▶ [Instruction]
Look through the lines below and extract each one that contains "model".
━━━━━━━━━━
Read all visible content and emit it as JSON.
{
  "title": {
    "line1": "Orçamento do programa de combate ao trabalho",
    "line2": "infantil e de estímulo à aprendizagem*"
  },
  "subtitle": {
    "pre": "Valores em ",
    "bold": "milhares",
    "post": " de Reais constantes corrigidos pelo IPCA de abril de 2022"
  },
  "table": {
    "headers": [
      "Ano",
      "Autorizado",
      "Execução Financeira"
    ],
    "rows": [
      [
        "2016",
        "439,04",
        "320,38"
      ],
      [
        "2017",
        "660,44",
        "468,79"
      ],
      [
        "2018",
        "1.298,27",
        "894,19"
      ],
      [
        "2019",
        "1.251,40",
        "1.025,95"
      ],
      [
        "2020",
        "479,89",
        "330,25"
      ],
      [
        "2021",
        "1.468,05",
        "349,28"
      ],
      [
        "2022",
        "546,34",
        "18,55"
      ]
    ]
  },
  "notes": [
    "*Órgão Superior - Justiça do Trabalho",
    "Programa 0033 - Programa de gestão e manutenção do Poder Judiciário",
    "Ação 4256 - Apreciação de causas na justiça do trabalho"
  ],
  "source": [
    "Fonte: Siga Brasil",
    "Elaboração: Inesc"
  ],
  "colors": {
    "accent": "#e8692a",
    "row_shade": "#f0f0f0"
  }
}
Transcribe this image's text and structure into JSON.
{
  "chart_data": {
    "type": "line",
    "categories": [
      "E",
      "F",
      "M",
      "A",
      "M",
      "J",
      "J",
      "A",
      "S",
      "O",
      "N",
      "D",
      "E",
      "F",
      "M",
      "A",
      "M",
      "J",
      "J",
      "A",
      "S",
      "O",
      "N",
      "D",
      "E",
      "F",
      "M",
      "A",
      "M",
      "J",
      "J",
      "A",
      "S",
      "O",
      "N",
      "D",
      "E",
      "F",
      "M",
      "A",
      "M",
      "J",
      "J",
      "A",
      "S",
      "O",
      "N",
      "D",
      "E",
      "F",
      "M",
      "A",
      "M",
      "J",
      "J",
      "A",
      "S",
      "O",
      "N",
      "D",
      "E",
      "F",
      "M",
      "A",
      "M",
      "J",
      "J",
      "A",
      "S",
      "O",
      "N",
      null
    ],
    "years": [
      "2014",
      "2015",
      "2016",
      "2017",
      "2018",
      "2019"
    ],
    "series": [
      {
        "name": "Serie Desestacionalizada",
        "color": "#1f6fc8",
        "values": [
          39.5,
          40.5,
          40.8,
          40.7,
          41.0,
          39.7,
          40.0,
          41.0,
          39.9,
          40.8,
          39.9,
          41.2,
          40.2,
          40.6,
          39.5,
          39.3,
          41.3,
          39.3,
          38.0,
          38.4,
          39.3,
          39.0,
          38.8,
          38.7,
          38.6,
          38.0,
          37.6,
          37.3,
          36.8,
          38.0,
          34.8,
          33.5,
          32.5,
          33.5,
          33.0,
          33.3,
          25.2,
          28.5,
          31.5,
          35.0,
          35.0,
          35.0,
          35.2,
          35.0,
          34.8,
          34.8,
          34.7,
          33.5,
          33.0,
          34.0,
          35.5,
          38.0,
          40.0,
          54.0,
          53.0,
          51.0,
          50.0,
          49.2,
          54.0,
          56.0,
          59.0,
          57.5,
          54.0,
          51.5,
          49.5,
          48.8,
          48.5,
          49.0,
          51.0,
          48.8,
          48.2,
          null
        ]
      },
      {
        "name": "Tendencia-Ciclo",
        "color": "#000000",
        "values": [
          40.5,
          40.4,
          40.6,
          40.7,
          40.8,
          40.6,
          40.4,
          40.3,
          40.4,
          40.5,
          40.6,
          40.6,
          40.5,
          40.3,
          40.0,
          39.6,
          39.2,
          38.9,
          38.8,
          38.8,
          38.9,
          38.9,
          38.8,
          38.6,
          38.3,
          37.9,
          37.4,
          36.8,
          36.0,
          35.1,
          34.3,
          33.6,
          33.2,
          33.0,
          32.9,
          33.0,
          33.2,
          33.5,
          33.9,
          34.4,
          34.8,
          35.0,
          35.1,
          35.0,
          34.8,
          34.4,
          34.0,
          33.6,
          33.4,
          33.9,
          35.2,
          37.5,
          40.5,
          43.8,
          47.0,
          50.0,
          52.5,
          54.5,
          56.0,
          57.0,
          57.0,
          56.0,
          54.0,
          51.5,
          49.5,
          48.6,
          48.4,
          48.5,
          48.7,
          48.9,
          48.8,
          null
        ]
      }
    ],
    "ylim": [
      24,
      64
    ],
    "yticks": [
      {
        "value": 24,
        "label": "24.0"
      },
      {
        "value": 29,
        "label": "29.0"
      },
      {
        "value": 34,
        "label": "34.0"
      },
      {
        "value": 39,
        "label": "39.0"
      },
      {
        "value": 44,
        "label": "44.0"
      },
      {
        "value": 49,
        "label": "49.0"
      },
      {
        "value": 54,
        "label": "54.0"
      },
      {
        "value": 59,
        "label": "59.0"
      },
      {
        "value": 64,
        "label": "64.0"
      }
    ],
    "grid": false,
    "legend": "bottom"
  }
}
━━━━━━━━━━
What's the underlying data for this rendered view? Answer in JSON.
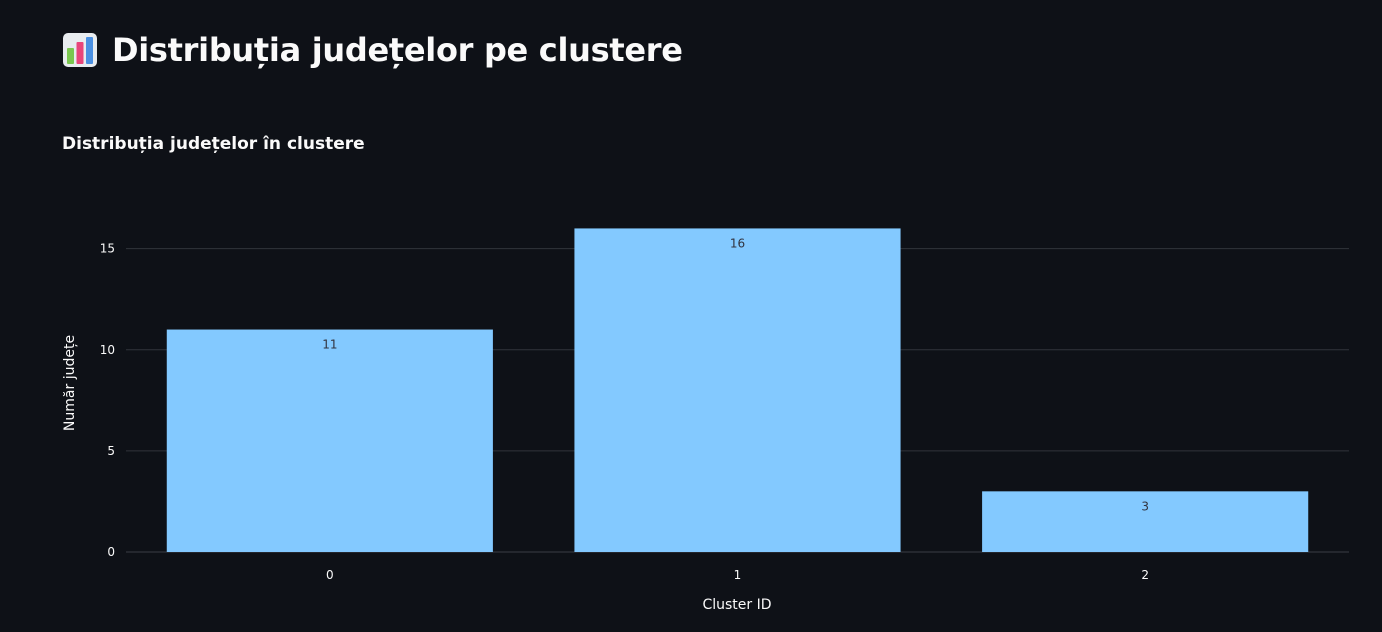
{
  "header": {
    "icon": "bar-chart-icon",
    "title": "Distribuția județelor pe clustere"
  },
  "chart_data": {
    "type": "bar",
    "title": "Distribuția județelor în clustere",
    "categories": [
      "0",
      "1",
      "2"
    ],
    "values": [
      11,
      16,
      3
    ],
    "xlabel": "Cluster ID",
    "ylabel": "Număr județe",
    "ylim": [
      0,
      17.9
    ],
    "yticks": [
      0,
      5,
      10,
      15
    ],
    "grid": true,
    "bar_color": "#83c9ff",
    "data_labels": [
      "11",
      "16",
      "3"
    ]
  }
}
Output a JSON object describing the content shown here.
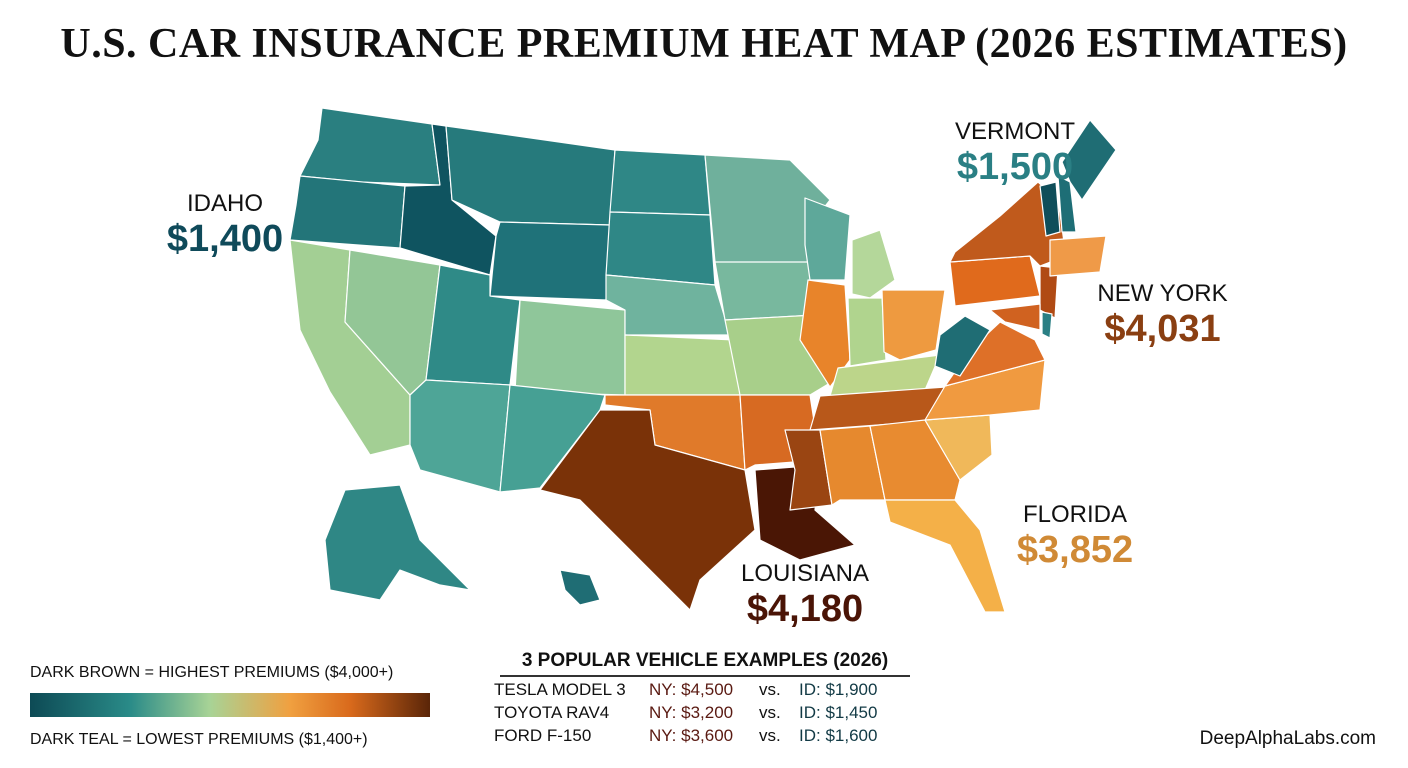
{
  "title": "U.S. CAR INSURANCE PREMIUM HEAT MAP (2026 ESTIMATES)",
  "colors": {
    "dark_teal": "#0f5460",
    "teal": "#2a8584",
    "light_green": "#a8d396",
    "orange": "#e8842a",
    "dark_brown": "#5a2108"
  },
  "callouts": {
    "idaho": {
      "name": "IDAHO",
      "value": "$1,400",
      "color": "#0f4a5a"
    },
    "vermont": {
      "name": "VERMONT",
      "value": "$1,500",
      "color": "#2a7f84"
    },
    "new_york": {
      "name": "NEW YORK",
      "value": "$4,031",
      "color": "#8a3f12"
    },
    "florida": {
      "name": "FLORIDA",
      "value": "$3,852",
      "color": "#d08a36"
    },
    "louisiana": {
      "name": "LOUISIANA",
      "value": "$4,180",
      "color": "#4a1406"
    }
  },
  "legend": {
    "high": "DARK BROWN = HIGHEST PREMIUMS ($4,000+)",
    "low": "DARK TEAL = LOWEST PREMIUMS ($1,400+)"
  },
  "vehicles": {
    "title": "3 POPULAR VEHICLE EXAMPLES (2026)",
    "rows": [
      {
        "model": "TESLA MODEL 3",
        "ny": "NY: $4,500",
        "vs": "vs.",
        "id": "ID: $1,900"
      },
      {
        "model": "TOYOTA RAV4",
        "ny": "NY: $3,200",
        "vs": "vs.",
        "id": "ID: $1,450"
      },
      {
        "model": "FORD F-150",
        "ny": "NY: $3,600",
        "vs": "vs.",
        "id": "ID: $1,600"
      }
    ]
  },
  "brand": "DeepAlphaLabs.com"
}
━━━━━━━━━━
▶ [Task solution]
        "model": "TESLA MODEL 3",
        "model": "TOYOTA RAV4",
        "model": "FORD F-150",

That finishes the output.